◆ **Task description**
Restate the whole listing word for word. Pictures are left out.

◆ **Listed records**
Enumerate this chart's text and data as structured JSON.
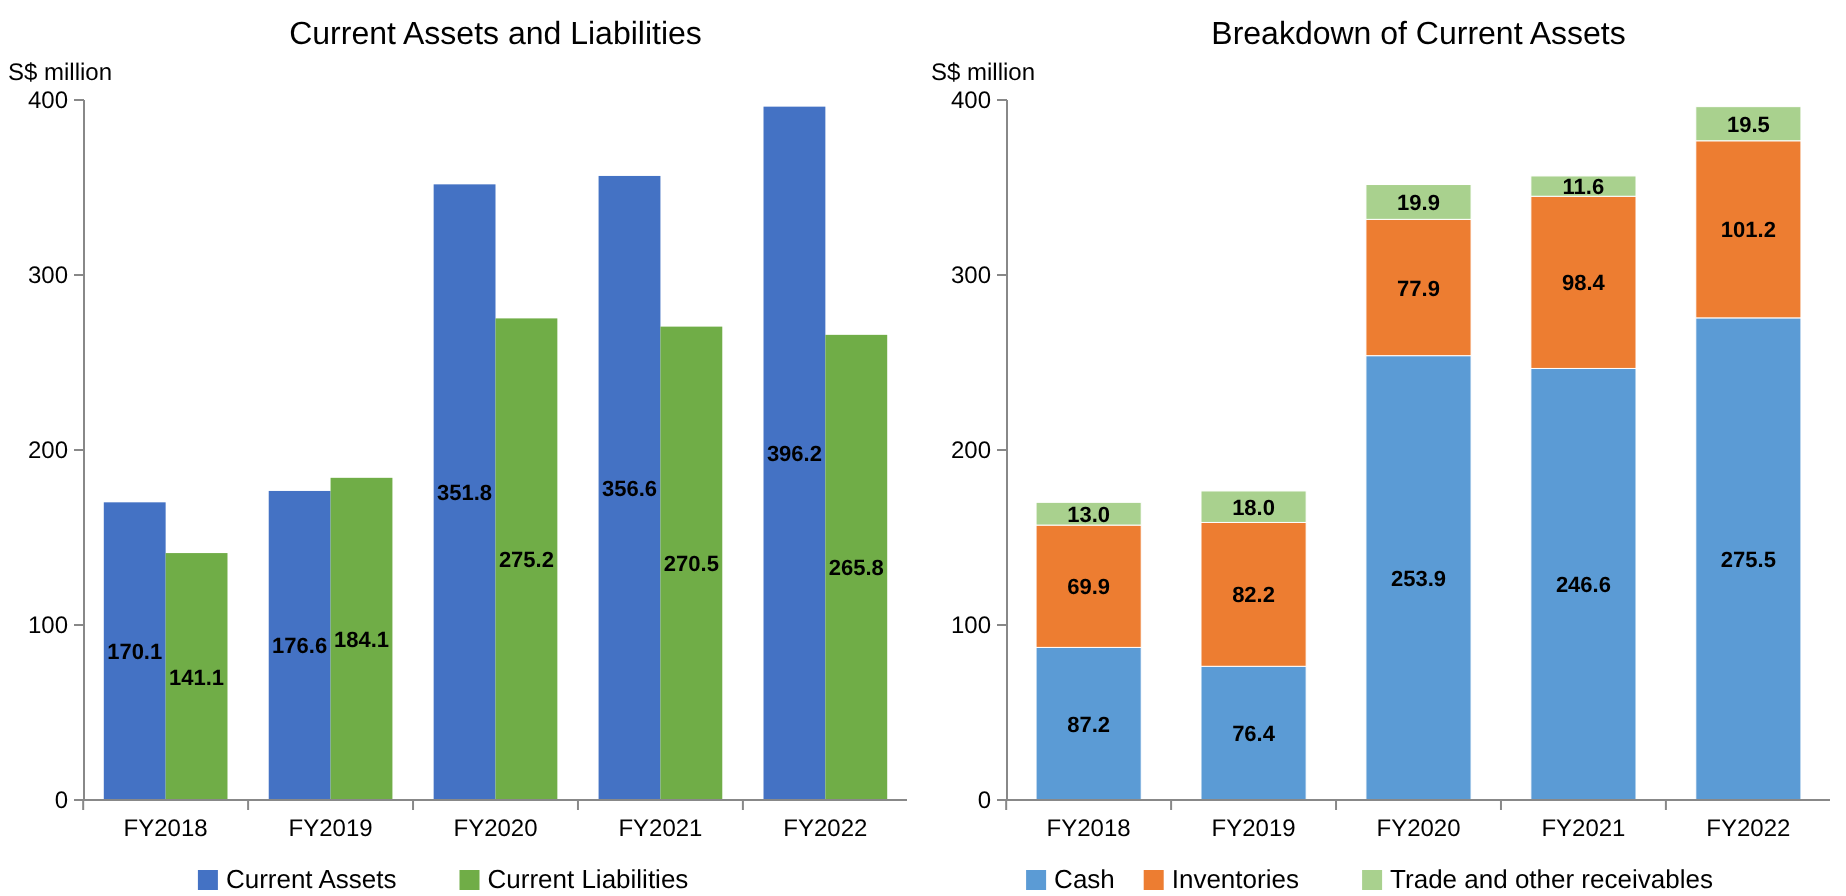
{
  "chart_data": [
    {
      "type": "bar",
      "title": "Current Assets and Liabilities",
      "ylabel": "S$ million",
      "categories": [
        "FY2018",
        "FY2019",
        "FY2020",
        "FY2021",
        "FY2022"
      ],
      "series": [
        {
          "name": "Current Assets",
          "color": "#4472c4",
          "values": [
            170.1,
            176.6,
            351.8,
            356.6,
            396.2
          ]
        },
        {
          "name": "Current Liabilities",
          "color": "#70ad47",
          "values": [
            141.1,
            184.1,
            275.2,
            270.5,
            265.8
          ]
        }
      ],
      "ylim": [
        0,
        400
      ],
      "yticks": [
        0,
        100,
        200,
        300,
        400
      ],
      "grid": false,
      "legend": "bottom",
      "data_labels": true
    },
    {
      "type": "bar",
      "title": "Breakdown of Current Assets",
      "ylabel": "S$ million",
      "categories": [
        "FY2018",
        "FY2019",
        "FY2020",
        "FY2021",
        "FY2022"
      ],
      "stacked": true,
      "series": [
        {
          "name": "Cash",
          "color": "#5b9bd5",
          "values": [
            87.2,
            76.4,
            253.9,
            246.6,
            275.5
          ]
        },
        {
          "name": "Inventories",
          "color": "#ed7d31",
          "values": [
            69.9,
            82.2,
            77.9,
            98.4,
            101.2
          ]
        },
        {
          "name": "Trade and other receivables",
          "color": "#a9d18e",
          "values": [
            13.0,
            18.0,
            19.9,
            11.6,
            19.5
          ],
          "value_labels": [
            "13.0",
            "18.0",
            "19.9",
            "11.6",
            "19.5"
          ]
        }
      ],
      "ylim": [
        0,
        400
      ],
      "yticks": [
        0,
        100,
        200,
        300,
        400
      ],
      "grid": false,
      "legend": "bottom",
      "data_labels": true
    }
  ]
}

◆ **Worked answer**
Enumerate this chart's text and data as structured JSON.
{
  "chart_data": [
    {
      "type": "bar",
      "title": "Current Assets and Liabilities",
      "ylabel": "S$ million",
      "categories": [
        "FY2018",
        "FY2019",
        "FY2020",
        "FY2021",
        "FY2022"
      ],
      "series": [
        {
          "name": "Current Assets",
          "color": "#4472c4",
          "values": [
            170.1,
            176.6,
            351.8,
            356.6,
            396.2
          ]
        },
        {
          "name": "Current Liabilities",
          "color": "#70ad47",
          "values": [
            141.1,
            184.1,
            275.2,
            270.5,
            265.8
          ]
        }
      ],
      "ylim": [
        0,
        400
      ],
      "yticks": [
        0,
        100,
        200,
        300,
        400
      ],
      "grid": false,
      "legend": "bottom",
      "data_labels": true
    },
    {
      "type": "bar",
      "title": "Breakdown of Current Assets",
      "ylabel": "S$ million",
      "categories": [
        "FY2018",
        "FY2019",
        "FY2020",
        "FY2021",
        "FY2022"
      ],
      "stacked": true,
      "series": [
        {
          "name": "Cash",
          "color": "#5b9bd5",
          "values": [
            87.2,
            76.4,
            253.9,
            246.6,
            275.5
          ]
        },
        {
          "name": "Inventories",
          "color": "#ed7d31",
          "values": [
            69.9,
            82.2,
            77.9,
            98.4,
            101.2
          ]
        },
        {
          "name": "Trade and other receivables",
          "color": "#a9d18e",
          "values": [
            13.0,
            18.0,
            19.9,
            11.6,
            19.5
          ],
          "value_labels": [
            "13.0",
            "18.0",
            "19.9",
            "11.6",
            "19.5"
          ]
        }
      ],
      "ylim": [
        0,
        400
      ],
      "yticks": [
        0,
        100,
        200,
        300,
        400
      ],
      "grid": false,
      "legend": "bottom",
      "data_labels": true
    }
  ]
}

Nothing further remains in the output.